Requirements:
a) List every person named by full name in the Stanley Cup Final media day transcript.
b) Quote the passage of the Stanley Cup Final media day transcript starting at "VIGNEAULT: Well, it’s" and ending at "a Stanley Cup?".

Text segment:
══════════
As part of the NHL’s Stanley Cup Final Media Day in Los Angeles, here are comments from New York Rangers General Manager Glen Sather and Head Coach Alain Vigneault…
Q. Alain, do you think your time in Vancouver helps you in terms of familiarity with this team?
VIGNEAULT: Well, it’s definitely a team that I know real well. Played against them for seven years. Had a couple of playoff rounds against them. It’s a team that obviously has grown through the years. It has a real good balance. That’s why they’re getting another chance to compete for the Cup.
Q. Glen, it’s been a while since you’ve been a GM of a team that’s got this far. Did you ever wonder whether you’d have another crack at a Stanley Cup?
SATHER: We’re fortunate to be here. Anybody’s fortunate to be in this position. It’s not every team in the league that gets a chance to play for the Stanley Cup. I’ve been around for a little while, couple years. I know what it’s like. I know how hard it is to get here. We’re appreciative of the opportunity.
Q. Glen, when you traded Ryan Callahan, how much did you take into account the leadership core that was already in place on this team?
══════════
Dataset rows:
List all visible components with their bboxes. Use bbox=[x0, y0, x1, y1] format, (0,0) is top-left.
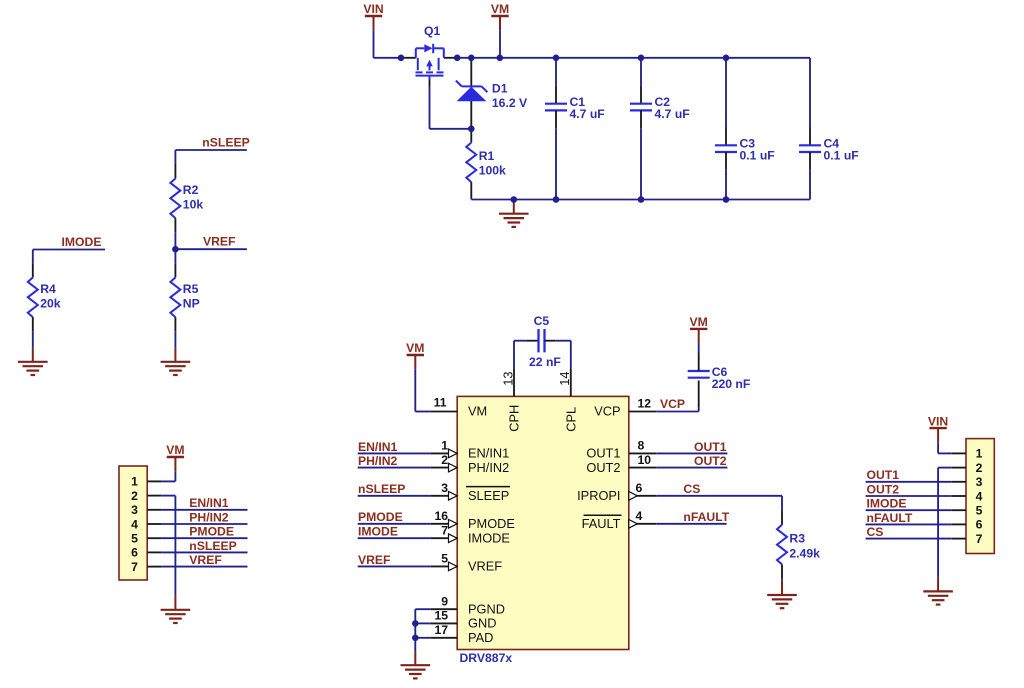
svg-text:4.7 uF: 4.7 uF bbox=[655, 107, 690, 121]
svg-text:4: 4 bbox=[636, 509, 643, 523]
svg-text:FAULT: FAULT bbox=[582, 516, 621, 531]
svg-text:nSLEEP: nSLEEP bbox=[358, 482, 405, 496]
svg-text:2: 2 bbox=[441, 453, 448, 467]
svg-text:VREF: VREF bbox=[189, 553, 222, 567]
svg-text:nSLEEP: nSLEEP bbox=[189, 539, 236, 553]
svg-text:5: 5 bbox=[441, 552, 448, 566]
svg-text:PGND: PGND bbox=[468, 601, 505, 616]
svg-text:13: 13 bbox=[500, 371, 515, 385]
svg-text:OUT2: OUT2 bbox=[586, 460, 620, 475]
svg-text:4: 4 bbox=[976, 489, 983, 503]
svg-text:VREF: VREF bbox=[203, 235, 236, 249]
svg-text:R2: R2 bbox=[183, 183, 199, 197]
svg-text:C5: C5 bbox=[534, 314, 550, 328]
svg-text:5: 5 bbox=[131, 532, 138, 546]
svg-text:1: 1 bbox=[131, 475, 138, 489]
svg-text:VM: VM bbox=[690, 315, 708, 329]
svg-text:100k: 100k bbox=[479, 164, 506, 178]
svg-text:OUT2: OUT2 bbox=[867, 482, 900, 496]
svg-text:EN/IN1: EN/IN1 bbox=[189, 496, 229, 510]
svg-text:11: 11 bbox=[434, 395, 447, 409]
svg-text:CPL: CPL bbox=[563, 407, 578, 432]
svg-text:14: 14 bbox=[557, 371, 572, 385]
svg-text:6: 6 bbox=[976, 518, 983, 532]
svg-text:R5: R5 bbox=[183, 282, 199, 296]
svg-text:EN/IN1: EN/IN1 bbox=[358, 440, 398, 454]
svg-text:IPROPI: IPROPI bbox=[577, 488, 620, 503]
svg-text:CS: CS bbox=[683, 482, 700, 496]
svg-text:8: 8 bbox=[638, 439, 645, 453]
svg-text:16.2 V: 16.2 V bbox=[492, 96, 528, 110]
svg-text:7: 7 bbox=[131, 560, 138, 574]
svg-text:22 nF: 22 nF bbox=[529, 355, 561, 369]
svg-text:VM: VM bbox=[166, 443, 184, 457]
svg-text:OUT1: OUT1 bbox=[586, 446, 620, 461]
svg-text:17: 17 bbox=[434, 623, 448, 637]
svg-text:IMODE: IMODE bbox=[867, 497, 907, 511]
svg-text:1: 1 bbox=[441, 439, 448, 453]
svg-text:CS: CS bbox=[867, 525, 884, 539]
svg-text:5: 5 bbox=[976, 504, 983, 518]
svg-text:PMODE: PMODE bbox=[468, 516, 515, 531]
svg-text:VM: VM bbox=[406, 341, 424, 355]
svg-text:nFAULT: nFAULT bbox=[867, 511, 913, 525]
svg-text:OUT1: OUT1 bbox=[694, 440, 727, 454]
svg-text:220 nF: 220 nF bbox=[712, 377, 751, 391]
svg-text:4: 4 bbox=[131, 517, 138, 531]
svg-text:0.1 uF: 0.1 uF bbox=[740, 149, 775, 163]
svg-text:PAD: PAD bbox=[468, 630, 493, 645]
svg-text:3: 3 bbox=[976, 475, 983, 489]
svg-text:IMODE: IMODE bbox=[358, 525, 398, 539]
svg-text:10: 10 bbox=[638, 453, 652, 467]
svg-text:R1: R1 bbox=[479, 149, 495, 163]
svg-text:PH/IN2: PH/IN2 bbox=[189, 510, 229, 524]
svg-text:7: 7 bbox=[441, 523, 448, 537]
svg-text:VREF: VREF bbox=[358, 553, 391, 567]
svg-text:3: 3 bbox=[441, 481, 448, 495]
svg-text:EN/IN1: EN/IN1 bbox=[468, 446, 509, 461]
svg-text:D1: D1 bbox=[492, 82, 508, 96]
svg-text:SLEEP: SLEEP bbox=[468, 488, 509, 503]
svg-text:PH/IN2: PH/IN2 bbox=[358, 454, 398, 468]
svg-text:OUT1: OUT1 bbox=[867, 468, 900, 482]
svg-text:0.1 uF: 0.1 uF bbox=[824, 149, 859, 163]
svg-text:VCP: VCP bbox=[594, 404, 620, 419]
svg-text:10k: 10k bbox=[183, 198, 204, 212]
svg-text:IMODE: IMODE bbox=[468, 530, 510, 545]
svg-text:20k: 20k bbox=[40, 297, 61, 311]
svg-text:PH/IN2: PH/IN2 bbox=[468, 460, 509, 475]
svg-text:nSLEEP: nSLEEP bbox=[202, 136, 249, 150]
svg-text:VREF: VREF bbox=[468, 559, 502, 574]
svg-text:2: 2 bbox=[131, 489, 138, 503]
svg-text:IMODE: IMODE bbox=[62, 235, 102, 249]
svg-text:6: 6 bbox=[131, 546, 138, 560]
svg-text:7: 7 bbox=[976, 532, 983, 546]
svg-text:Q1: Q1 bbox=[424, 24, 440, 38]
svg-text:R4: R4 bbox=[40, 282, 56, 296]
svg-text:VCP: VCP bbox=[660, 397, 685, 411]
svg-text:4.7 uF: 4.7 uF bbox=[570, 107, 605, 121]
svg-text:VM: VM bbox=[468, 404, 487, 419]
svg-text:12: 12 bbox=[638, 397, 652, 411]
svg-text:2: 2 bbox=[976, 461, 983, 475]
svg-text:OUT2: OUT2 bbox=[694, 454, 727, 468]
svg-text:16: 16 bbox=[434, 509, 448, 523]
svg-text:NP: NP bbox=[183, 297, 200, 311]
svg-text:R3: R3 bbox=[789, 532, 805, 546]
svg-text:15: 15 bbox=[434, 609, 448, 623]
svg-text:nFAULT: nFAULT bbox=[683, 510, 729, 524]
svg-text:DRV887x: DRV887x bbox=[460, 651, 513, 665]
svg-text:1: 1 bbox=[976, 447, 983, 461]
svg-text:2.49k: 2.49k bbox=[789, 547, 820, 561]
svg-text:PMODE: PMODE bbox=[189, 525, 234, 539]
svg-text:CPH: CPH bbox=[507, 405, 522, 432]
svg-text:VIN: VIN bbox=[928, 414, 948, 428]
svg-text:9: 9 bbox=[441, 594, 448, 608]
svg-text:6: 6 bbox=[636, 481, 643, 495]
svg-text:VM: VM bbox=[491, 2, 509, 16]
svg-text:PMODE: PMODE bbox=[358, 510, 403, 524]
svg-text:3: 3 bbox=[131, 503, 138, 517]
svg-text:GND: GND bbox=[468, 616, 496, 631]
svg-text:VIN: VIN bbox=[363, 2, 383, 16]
══════════
Answers to the tasks:
a) Glen Sather, Alain Vigneault, Ryan Callahan

b)
VIGNEAULT: Well, it’s definitely a team that I know real well. Played against them for seven years. Had a couple of playoff rounds against them. It’s a team that obviously has grown through the years. It has a real good balance. That’s why they’re getting another chance to compete for the Cup.
Q. Glen, it’s been a while since you’ve been a GM of a team that’s got this far. Did you ever wonder whether you’d have another crack at a Stanley Cup?